──────── Records provided

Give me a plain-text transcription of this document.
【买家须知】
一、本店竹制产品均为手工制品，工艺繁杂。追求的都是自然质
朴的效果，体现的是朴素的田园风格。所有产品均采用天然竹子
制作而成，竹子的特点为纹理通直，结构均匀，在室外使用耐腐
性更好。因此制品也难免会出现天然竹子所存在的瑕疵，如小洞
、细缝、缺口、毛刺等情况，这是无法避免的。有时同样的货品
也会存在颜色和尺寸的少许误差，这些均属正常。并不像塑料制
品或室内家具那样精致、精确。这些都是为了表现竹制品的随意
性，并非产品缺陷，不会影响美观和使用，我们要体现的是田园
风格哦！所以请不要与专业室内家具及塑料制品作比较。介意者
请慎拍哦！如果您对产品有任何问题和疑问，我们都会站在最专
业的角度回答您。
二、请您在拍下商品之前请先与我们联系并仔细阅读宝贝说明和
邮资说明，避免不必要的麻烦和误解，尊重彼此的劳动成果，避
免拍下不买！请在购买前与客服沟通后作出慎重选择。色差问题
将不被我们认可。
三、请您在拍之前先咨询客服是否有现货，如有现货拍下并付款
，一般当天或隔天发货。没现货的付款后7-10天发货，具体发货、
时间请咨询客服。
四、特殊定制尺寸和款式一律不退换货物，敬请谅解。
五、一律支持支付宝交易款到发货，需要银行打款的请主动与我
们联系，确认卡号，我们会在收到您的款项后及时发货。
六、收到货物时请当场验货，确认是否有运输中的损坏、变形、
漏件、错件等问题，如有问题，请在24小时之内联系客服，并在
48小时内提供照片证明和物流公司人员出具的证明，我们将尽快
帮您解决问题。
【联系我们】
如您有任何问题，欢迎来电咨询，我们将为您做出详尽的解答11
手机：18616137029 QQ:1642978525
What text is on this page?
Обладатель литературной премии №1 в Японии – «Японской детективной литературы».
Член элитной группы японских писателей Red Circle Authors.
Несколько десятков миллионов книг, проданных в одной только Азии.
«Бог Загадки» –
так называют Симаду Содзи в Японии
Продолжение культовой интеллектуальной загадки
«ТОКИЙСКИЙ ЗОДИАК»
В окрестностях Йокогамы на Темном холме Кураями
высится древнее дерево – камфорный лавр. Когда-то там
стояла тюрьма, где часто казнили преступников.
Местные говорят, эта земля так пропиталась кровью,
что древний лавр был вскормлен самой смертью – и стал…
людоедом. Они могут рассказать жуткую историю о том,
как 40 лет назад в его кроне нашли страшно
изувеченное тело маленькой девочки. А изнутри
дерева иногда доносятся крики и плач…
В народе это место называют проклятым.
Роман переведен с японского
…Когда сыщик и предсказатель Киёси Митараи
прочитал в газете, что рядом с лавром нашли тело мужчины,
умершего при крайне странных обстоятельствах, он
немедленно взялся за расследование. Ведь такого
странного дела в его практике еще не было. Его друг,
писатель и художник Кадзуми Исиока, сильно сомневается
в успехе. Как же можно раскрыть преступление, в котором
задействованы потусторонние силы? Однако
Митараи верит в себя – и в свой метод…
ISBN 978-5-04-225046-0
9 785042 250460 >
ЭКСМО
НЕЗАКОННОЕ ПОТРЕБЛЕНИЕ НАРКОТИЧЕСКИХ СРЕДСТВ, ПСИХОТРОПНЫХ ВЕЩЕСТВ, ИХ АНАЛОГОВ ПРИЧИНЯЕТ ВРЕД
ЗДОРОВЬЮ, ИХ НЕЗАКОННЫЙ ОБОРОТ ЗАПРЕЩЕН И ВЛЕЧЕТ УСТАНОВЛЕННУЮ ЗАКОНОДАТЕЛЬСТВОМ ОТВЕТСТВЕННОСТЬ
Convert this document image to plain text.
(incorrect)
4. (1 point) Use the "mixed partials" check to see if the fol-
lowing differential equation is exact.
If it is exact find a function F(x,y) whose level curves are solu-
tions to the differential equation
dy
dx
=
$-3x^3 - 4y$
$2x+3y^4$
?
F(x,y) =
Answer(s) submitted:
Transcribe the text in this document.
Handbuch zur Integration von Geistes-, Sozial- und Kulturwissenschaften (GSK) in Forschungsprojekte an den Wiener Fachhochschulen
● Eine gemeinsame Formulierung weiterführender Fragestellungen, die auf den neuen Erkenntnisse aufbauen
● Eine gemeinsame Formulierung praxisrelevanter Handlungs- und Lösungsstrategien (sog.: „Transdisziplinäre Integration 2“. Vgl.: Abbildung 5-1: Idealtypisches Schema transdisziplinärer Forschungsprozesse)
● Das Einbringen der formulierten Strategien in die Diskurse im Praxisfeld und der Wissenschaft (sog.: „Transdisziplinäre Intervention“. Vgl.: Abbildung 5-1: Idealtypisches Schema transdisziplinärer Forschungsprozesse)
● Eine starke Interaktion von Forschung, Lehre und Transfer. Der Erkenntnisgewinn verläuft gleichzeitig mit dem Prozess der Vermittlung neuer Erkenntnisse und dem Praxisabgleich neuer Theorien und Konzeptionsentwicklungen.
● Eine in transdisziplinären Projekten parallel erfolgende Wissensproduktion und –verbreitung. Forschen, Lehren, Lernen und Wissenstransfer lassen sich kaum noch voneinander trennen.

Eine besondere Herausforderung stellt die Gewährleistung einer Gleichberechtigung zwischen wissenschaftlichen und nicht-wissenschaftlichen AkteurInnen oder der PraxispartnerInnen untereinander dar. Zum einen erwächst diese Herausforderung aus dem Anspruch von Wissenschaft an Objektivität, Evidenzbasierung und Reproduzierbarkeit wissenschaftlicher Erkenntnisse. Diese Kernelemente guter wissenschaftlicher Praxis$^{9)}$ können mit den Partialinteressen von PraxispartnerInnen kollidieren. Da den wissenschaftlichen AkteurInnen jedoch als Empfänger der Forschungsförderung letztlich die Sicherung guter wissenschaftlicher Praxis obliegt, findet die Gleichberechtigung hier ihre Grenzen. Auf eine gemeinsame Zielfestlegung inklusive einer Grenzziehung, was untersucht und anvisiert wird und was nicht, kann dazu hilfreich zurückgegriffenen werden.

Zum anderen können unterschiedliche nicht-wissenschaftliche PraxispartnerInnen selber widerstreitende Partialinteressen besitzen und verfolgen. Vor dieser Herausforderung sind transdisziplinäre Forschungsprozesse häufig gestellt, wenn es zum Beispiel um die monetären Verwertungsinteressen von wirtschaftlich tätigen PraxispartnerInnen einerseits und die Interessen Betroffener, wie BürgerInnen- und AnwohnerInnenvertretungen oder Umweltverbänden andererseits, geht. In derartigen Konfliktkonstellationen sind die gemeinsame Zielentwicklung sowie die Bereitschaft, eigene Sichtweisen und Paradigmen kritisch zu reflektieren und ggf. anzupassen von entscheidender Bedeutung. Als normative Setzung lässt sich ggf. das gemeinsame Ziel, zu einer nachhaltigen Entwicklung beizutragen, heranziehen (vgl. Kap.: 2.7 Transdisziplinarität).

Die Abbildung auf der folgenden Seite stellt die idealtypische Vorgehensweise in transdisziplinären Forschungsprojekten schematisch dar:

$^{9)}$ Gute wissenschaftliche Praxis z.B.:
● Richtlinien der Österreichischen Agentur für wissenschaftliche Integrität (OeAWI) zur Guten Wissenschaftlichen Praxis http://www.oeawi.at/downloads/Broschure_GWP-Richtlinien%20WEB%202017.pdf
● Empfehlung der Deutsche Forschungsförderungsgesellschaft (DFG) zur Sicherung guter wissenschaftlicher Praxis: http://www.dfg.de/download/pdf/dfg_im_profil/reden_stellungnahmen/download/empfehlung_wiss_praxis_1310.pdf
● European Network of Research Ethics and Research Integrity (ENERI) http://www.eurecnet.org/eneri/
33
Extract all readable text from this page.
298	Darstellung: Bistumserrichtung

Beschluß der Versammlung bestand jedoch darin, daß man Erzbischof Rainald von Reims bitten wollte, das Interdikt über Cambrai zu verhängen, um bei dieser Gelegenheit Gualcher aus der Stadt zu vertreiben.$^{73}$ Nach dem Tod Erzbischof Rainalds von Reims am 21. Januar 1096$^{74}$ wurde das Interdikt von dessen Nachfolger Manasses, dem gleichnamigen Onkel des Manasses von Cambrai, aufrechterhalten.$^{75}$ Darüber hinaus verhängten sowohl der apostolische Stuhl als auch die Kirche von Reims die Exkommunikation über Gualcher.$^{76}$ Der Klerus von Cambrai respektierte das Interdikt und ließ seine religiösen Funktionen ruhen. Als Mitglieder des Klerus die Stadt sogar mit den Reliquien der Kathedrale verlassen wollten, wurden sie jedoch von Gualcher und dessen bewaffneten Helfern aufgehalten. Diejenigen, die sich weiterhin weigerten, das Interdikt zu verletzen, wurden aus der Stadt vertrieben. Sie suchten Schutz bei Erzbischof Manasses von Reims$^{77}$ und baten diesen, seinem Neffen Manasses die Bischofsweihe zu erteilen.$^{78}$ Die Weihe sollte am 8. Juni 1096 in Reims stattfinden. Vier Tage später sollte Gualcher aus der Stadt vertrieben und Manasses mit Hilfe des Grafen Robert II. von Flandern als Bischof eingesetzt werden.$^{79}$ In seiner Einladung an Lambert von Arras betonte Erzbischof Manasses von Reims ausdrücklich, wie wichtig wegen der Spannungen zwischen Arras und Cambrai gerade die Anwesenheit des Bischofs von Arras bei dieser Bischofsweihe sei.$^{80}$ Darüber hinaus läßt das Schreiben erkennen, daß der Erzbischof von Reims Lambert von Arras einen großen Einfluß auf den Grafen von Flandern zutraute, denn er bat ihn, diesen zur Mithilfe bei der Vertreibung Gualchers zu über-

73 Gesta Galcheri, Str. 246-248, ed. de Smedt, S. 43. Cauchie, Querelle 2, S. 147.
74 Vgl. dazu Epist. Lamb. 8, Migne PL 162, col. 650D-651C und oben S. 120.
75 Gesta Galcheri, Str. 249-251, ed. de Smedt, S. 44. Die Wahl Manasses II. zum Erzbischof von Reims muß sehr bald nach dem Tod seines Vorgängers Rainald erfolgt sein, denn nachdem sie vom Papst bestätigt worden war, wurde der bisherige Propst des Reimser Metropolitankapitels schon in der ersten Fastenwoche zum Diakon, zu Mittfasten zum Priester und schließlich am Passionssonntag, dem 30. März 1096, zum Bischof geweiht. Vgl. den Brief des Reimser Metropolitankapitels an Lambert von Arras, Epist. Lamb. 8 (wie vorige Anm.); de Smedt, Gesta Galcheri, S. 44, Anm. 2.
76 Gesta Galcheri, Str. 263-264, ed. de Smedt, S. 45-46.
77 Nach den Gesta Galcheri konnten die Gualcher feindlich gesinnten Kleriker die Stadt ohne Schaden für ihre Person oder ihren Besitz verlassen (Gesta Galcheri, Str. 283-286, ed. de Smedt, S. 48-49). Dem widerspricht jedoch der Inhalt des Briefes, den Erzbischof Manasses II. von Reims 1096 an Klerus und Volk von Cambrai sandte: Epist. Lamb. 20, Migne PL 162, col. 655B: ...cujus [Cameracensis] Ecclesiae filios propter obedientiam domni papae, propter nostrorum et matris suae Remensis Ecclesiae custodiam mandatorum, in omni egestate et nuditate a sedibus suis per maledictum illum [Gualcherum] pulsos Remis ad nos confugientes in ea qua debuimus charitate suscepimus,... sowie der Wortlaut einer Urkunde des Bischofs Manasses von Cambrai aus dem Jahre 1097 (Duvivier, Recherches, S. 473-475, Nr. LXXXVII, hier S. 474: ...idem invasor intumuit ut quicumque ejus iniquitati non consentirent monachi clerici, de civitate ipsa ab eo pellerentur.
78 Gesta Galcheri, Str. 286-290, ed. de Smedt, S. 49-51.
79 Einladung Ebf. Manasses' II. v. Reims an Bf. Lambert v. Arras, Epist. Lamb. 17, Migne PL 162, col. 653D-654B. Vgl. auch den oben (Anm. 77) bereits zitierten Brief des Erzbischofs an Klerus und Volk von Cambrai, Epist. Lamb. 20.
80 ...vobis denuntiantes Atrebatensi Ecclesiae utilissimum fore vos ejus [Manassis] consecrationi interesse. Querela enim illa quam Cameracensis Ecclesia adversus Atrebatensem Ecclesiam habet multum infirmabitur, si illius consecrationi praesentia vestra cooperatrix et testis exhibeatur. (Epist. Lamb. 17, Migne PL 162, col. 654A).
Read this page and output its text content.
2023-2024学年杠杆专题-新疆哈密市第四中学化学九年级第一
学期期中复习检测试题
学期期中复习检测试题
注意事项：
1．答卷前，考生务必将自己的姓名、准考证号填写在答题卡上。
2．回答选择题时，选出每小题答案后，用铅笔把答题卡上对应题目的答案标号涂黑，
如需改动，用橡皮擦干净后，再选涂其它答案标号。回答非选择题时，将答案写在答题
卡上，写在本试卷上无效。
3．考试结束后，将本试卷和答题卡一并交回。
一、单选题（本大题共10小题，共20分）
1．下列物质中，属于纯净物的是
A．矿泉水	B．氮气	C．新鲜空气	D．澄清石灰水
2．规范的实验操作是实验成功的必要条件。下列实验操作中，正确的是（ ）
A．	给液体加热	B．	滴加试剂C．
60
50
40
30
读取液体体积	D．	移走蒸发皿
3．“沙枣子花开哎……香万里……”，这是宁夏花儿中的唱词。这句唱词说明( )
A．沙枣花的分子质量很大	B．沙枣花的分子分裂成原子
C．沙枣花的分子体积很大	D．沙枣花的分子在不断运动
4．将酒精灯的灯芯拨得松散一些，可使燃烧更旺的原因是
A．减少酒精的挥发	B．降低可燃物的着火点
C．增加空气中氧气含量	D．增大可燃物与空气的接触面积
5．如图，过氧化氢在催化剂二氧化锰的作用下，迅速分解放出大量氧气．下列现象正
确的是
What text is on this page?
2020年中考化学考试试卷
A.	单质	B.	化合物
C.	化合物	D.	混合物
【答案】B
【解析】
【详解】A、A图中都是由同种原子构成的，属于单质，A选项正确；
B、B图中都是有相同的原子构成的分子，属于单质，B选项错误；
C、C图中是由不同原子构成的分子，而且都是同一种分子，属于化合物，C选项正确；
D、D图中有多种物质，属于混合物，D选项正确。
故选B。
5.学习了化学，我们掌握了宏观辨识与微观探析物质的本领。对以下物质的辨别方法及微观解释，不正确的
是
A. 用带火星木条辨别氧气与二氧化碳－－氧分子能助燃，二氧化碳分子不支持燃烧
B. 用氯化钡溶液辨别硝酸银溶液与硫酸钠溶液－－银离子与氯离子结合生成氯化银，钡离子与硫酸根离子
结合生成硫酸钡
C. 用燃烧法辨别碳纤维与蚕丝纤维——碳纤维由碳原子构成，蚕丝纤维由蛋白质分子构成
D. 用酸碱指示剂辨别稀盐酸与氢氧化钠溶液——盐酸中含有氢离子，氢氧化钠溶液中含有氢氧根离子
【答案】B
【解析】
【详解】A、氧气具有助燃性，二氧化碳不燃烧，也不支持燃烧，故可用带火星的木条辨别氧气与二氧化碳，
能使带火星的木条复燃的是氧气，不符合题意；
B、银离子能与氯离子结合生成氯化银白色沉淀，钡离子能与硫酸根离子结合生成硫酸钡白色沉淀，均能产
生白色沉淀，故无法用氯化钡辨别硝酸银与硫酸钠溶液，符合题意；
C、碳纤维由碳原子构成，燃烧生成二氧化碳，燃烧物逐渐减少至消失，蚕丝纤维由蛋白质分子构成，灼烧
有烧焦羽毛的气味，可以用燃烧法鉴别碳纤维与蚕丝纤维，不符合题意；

────────────────

What to work on:
From the entries above, list each line with "Formulierung" in it.

Complete output:
● Eine gemeinsame Formulierung weiterführender Fragestellungen, die auf den neuen Erkenntnisse aufbauen
● Eine gemeinsame Formulierung praxisrelevanter Handlungs- und Lösungsstrategien (sog.: „Transdisziplinäre Integration 2“. Vgl.: Abbildung 5-1: Idealtypisches Schema transdisziplinärer Forschungsprozesse)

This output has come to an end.